* [Supplied information]:

· · · ·

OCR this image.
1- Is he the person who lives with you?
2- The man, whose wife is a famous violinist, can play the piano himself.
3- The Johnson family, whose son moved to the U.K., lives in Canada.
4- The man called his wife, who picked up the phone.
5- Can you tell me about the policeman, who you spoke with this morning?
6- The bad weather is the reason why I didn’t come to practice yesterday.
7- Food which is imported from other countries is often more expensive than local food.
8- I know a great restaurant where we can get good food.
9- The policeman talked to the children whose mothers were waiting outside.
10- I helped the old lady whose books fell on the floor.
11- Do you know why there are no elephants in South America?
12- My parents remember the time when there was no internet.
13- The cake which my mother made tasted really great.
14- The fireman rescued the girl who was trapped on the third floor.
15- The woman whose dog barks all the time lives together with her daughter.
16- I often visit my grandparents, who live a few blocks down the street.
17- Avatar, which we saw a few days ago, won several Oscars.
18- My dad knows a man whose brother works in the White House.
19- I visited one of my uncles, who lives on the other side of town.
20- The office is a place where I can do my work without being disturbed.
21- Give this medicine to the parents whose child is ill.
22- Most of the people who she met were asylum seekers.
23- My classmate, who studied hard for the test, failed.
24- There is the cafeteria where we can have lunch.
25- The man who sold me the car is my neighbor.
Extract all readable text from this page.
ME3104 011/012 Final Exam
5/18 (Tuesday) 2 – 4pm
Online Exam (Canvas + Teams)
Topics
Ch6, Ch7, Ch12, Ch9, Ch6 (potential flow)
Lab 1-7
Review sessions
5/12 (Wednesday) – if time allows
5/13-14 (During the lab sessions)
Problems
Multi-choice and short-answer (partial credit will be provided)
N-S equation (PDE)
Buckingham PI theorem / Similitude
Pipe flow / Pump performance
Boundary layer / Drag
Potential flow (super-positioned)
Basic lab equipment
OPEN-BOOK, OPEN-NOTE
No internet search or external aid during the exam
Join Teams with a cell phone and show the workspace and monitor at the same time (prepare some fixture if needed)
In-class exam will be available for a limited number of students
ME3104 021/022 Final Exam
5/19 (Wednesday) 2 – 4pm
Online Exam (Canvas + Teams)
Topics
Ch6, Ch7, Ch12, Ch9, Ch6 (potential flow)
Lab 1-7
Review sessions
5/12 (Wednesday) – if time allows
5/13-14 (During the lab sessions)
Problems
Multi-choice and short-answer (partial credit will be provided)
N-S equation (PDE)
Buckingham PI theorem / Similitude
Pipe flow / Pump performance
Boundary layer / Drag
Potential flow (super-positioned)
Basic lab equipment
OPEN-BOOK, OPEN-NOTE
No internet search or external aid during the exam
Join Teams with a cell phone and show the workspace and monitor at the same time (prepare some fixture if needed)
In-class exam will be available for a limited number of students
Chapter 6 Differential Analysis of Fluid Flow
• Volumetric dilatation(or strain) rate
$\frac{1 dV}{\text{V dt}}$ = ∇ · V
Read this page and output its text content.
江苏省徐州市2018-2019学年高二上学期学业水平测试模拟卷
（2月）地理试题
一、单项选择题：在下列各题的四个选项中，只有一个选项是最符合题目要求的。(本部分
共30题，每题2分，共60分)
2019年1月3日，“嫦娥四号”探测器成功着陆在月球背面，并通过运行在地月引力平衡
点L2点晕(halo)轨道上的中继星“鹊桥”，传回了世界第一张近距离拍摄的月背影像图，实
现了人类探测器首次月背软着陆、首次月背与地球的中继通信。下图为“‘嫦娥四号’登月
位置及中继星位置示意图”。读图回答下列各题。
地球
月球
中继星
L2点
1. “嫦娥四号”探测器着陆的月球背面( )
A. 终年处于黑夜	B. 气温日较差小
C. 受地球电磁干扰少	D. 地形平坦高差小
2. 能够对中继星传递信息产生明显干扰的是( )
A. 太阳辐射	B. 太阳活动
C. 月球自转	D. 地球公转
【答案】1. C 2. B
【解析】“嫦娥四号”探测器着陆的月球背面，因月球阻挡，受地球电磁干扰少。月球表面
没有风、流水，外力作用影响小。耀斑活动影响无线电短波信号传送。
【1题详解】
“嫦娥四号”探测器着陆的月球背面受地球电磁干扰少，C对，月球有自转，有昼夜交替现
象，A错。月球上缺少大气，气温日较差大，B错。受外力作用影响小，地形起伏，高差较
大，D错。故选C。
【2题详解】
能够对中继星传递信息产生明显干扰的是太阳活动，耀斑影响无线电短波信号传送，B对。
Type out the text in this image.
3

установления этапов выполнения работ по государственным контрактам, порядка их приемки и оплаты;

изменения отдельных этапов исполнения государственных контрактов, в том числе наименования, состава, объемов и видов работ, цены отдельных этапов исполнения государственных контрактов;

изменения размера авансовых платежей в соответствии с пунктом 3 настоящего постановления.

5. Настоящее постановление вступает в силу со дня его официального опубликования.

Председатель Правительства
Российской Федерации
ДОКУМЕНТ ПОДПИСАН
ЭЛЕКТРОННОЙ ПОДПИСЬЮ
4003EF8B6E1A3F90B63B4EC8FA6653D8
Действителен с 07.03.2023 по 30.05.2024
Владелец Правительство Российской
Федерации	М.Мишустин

· · · ·

* [Written instruction]: Copy each record from above without leaving any out.

* [Output]:
OCR this image.
1- Is he the person who lives with you?
2- The man, whose wife is a famous violinist, can play the piano himself.
3- The Johnson family, whose son moved to the U.K., lives in Canada.
4- The man called his wife, who picked up the phone.
5- Can you tell me about the policeman, who you spoke with this morning?
6- The bad weather is the reason why I didn’t come to practice yesterday.
7- Food which is imported from other countries is often more expensive than local food.
8- I know a great restaurant where we can get good food.
9- The policeman talked to the children whose mothers were waiting outside.
10- I helped the old lady whose books fell on the floor.
11- Do you know why there are no elephants in South America?
12- My parents remember the time when there was no internet.
13- The cake which my mother made tasted really great.
14- The fireman rescued the girl who was trapped on the third floor.
15- The woman whose dog barks all the time lives together with her daughter.
16- I often visit my grandparents, who live a few blocks down the street.
17- Avatar, which we saw a few days ago, won several Oscars.
18- My dad knows a man whose brother works in the White House.
19- I visited one of my uncles, who lives on the other side of town.
20- The office is a place where I can do my work without being disturbed.
21- Give this medicine to the parents whose child is ill.
22- Most of the people who she met were asylum seekers.
23- My classmate, who studied hard for the test, failed.
24- There is the cafeteria where we can have lunch.
25- The man who sold me the car is my neighbor.
Extract all readable text from this page.
ME3104 011/012 Final Exam
5/18 (Tuesday) 2 – 4pm
Online Exam (Canvas + Teams)
Topics
Ch6, Ch7, Ch12, Ch9, Ch6 (potential flow)
Lab 1-7
Review sessions
5/12 (Wednesday) – if time allows
5/13-14 (During the lab sessions)
Problems
Multi-choice and short-answer (partial credit will be provided)
N-S equation (PDE)
Buckingham PI theorem / Similitude
Pipe flow / Pump performance
Boundary layer / Drag
Potential flow (super-positioned)
Basic lab equipment
OPEN-BOOK, OPEN-NOTE
No internet search or external aid during the exam
Join Teams with a cell phone and show the workspace and monitor at the same time (prepare some fixture if needed)
In-class exam will be available for a limited number of students
ME3104 021/022 Final Exam
5/19 (Wednesday) 2 – 4pm
Online Exam (Canvas + Teams)
Topics
Ch6, Ch7, Ch12, Ch9, Ch6 (potential flow)
Lab 1-7
Review sessions
5/12 (Wednesday) – if time allows
5/13-14 (During the lab sessions)
Problems
Multi-choice and short-answer (partial credit will be provided)
N-S equation (PDE)
Buckingham PI theorem / Similitude
Pipe flow / Pump performance
Boundary layer / Drag
Potential flow (super-positioned)
Basic lab equipment
OPEN-BOOK, OPEN-NOTE
No internet search or external aid during the exam
Join Teams with a cell phone and show the workspace and monitor at the same time (prepare some fixture if needed)
In-class exam will be available for a limited number of students
Chapter 6 Differential Analysis of Fluid Flow
• Volumetric dilatation(or strain) rate
$\frac{1 dV}{\text{V dt}}$ = ∇ · V
Read this page and output its text content.
江苏省徐州市2018-2019学年高二上学期学业水平测试模拟卷
（2月）地理试题
一、单项选择题：在下列各题的四个选项中，只有一个选项是最符合题目要求的。(本部分
共30题，每题2分，共60分)
2019年1月3日，“嫦娥四号”探测器成功着陆在月球背面，并通过运行在地月引力平衡
点L2点晕(halo)轨道上的中继星“鹊桥”，传回了世界第一张近距离拍摄的月背影像图，实
现了人类探测器首次月背软着陆、首次月背与地球的中继通信。下图为“‘嫦娥四号’登月
位置及中继星位置示意图”。读图回答下列各题。
地球
月球
中继星
L2点
1. “嫦娥四号”探测器着陆的月球背面( )
A. 终年处于黑夜	B. 气温日较差小
C. 受地球电磁干扰少	D. 地形平坦高差小
2. 能够对中继星传递信息产生明显干扰的是( )
A. 太阳辐射	B. 太阳活动
C. 月球自转	D. 地球公转
【答案】1. C 2. B
【解析】“嫦娥四号”探测器着陆的月球背面，因月球阻挡，受地球电磁干扰少。月球表面
没有风、流水，外力作用影响小。耀斑活动影响无线电短波信号传送。
【1题详解】
“嫦娥四号”探测器着陆的月球背面受地球电磁干扰少，C对，月球有自转，有昼夜交替现
象，A错。月球上缺少大气，气温日较差大，B错。受外力作用影响小，地形起伏，高差较
大，D错。故选C。
【2题详解】
能够对中继星传递信息产生明显干扰的是太阳活动，耀斑影响无线电短波信号传送，B对。
Type out the text in this image.
3

установления этапов выполнения работ по государственным контрактам, порядка их приемки и оплаты;

изменения отдельных этапов исполнения государственных контрактов, в том числе наименования, состава, объемов и видов работ, цены отдельных этапов исполнения государственных контрактов;

изменения размера авансовых платежей в соответствии с пунктом 3 настоящего постановления.

5. Настоящее постановление вступает в силу со дня его официального опубликования.

Председатель Правительства
Российской Федерации
ДОКУМЕНТ ПОДПИСАН
ЭЛЕКТРОННОЙ ПОДПИСЬЮ
4003EF8B6E1A3F90B63B4EC8FA6653D8
Действителен с 07.03.2023 по 30.05.2024
Владелец Правительство Российской
Федерации	М.Мишустин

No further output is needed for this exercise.